Rows from a figure dataset:
-----
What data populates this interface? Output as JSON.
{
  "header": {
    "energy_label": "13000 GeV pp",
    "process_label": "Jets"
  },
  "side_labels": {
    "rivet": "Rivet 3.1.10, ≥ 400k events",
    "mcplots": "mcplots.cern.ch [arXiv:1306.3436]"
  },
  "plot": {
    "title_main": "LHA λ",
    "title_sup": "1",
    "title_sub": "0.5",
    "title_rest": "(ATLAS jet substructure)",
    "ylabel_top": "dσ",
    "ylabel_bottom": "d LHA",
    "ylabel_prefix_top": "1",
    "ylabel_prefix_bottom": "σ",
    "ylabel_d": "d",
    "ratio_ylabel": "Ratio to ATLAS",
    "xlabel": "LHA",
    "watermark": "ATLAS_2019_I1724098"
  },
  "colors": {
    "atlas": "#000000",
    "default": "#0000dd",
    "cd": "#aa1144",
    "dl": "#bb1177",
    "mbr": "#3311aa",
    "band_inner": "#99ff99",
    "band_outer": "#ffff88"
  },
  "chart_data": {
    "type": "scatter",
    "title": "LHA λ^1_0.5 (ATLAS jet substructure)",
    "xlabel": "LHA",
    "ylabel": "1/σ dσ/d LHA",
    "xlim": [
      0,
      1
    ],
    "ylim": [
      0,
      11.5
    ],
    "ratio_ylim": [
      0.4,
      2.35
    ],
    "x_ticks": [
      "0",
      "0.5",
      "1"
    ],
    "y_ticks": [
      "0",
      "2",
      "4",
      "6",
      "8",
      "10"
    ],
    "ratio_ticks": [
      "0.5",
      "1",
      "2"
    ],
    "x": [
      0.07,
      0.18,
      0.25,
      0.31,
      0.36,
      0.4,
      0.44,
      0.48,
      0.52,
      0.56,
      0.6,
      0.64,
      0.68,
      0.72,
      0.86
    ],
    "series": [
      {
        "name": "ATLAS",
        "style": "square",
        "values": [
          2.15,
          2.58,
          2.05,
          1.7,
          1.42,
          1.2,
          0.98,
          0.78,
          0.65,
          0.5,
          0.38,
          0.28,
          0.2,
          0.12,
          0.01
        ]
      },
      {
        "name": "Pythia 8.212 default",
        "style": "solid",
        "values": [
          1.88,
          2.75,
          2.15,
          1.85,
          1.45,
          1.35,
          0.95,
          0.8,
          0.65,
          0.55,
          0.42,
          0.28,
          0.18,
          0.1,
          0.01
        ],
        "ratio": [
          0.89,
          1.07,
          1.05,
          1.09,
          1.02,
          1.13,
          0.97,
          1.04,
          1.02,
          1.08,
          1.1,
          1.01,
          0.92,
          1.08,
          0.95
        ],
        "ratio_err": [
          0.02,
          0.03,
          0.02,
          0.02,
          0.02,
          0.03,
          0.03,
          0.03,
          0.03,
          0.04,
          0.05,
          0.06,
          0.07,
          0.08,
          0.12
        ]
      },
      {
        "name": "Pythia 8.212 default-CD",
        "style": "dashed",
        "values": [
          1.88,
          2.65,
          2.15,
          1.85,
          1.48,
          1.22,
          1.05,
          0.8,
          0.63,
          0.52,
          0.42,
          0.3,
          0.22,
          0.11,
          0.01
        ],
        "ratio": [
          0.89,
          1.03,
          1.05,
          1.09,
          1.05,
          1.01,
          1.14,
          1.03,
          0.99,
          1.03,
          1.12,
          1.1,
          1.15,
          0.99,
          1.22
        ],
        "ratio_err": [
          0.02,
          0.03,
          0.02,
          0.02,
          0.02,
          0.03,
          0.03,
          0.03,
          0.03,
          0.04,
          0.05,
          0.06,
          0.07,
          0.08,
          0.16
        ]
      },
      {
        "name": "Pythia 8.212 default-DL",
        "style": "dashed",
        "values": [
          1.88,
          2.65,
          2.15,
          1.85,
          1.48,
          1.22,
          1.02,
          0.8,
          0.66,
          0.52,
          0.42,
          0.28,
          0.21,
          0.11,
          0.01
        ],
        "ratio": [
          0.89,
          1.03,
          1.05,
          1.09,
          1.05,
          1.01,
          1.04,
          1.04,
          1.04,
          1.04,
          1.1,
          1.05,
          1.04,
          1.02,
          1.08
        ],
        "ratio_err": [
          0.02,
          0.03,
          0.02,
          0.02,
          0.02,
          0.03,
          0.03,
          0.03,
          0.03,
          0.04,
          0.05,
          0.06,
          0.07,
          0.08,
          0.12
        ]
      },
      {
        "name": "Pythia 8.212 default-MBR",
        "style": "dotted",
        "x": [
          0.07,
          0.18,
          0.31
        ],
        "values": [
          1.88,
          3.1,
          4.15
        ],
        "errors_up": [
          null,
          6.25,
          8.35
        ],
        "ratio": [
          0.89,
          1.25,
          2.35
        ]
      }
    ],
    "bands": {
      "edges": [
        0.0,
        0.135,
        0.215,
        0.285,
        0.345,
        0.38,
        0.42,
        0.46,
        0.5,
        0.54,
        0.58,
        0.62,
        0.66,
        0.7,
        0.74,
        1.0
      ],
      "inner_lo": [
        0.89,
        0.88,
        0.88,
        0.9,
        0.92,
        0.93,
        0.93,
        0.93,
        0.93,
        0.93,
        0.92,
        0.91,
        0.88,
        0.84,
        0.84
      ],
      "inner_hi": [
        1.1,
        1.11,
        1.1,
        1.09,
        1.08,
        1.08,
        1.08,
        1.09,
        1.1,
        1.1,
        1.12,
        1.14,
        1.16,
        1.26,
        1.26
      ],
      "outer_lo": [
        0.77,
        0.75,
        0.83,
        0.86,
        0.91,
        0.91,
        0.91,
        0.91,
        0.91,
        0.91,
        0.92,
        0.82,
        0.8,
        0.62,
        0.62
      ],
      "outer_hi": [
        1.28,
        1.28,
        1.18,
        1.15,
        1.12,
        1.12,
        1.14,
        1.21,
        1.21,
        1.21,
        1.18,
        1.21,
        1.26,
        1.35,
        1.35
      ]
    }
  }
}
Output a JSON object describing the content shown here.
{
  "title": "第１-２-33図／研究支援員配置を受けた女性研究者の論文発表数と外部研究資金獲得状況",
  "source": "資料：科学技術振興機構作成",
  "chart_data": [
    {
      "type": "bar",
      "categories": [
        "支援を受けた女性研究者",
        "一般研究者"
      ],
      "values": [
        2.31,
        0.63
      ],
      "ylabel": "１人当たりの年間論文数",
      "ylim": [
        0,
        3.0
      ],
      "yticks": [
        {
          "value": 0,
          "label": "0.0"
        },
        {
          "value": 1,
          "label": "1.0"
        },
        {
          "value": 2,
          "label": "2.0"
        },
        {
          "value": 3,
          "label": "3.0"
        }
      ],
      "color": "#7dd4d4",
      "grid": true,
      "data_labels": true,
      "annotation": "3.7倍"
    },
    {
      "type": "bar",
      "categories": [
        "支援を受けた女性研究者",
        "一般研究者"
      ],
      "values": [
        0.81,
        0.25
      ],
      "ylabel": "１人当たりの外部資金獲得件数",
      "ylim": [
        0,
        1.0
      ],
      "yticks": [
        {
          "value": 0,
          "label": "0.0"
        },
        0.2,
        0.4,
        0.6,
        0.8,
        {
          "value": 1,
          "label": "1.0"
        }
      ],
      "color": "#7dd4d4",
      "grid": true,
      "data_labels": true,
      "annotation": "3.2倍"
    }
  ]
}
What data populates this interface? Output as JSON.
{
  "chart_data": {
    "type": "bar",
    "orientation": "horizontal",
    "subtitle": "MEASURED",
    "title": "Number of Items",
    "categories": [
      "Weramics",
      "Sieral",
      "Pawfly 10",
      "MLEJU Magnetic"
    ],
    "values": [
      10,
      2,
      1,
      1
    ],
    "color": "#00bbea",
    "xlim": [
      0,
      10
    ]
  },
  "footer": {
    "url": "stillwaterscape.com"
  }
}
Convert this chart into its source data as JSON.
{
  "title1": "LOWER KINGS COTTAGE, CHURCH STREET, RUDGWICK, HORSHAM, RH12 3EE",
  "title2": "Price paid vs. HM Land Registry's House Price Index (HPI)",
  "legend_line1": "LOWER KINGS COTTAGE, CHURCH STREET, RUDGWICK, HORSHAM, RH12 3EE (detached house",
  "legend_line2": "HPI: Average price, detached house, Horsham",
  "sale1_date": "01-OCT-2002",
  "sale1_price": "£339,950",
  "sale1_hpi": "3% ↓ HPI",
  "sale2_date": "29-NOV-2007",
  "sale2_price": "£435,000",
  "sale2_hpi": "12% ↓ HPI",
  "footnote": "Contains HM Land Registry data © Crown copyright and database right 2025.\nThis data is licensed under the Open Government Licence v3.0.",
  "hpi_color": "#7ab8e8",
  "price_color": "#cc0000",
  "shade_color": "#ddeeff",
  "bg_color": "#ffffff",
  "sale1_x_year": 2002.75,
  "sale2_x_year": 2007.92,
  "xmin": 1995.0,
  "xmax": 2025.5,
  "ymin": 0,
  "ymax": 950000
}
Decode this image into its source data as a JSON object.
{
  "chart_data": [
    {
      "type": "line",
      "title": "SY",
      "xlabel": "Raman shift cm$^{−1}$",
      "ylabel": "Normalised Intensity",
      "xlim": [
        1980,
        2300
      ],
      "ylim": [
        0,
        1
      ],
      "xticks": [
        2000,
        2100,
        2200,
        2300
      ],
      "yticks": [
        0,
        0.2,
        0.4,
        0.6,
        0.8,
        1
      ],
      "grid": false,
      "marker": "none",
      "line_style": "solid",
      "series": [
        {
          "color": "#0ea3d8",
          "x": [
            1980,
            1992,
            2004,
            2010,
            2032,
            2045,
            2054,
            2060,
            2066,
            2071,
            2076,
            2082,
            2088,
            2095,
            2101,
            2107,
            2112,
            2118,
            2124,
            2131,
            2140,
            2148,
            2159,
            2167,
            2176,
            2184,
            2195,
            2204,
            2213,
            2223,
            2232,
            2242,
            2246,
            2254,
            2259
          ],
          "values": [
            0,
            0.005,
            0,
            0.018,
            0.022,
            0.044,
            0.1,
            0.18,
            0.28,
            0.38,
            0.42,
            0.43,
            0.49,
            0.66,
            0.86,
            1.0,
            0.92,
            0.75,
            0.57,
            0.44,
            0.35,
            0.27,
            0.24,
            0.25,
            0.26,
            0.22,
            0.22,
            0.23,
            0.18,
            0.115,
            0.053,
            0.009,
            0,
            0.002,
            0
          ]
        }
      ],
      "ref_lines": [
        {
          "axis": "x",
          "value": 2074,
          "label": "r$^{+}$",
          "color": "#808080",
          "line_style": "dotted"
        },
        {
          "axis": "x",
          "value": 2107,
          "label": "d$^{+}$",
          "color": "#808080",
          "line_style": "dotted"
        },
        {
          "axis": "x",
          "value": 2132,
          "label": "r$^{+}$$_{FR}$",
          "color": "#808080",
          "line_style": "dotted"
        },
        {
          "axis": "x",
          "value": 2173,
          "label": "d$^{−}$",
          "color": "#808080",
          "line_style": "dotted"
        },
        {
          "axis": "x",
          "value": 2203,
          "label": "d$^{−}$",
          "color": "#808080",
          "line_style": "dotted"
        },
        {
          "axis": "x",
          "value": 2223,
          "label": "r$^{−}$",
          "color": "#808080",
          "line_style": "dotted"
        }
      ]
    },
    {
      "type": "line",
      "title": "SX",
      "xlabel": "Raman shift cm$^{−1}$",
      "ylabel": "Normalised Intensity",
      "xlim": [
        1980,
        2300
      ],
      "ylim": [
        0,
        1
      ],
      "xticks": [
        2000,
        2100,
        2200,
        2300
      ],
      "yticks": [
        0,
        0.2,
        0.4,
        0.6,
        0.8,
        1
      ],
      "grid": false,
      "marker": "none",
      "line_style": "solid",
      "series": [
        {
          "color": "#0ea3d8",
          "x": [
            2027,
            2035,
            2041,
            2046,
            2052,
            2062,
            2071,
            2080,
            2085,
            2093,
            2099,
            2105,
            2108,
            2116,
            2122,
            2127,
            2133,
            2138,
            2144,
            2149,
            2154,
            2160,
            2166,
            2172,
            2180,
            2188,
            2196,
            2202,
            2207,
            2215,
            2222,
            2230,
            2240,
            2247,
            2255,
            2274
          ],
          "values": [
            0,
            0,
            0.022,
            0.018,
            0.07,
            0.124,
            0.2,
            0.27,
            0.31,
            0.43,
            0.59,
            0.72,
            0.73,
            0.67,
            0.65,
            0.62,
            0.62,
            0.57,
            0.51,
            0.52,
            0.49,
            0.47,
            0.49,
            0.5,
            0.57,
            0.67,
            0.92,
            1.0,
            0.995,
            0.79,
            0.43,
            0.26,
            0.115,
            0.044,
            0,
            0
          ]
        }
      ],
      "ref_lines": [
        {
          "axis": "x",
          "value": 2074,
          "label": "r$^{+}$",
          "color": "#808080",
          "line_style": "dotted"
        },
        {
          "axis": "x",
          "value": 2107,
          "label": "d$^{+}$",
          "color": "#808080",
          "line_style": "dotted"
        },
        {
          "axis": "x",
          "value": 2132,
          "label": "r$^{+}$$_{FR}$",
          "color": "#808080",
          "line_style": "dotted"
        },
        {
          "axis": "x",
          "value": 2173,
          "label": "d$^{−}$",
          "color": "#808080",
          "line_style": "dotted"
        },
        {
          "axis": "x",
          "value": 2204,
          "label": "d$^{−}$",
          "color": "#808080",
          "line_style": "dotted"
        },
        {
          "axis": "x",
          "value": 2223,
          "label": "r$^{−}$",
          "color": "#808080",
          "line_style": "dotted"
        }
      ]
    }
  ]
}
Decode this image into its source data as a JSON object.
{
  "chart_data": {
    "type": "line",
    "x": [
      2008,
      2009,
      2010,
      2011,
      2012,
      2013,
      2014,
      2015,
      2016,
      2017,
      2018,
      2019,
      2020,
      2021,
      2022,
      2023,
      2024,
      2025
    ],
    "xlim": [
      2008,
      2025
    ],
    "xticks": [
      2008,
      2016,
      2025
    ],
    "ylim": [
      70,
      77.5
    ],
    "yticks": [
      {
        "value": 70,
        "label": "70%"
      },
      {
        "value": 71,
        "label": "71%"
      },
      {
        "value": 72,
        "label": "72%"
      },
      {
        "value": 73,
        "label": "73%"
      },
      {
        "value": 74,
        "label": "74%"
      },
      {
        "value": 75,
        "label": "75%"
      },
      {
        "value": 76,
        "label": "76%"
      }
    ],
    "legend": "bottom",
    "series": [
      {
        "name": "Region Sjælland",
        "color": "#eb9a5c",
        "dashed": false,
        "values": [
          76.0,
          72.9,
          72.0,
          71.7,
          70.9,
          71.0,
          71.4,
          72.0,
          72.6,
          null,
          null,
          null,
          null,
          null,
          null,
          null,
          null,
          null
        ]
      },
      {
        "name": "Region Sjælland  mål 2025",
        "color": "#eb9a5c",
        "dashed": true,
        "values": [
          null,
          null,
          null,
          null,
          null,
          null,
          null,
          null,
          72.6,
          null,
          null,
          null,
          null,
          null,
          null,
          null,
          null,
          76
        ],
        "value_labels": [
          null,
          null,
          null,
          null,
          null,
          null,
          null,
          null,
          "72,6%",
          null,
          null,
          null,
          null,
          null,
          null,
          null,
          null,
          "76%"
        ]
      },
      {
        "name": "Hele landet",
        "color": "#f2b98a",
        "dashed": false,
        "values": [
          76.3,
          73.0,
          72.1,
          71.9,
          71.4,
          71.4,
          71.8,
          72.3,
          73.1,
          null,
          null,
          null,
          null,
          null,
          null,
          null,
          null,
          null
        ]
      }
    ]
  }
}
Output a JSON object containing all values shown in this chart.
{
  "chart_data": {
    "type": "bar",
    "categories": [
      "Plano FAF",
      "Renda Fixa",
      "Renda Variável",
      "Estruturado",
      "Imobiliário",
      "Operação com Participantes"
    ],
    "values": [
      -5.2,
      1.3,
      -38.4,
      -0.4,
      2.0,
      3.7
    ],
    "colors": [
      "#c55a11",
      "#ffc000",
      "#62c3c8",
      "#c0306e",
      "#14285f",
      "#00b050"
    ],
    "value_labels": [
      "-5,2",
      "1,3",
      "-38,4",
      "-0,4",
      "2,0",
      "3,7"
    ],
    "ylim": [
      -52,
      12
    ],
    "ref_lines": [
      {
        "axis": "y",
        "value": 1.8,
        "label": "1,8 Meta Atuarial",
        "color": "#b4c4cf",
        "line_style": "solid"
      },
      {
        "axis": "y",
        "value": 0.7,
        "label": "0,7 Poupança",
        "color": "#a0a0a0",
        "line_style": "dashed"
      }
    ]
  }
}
-----
Set task: Using the listing above, show every line that includes the string "RUDGWICK".

Full answer:
  "title1": "LOWER KINGS COTTAGE, CHURCH STREET, RUDGWICK, HORSHAM, RH12 3EE",
  "legend_line1": "LOWER KINGS COTTAGE, CHURCH STREET, RUDGWICK, HORSHAM, RH12 3EE (detached house",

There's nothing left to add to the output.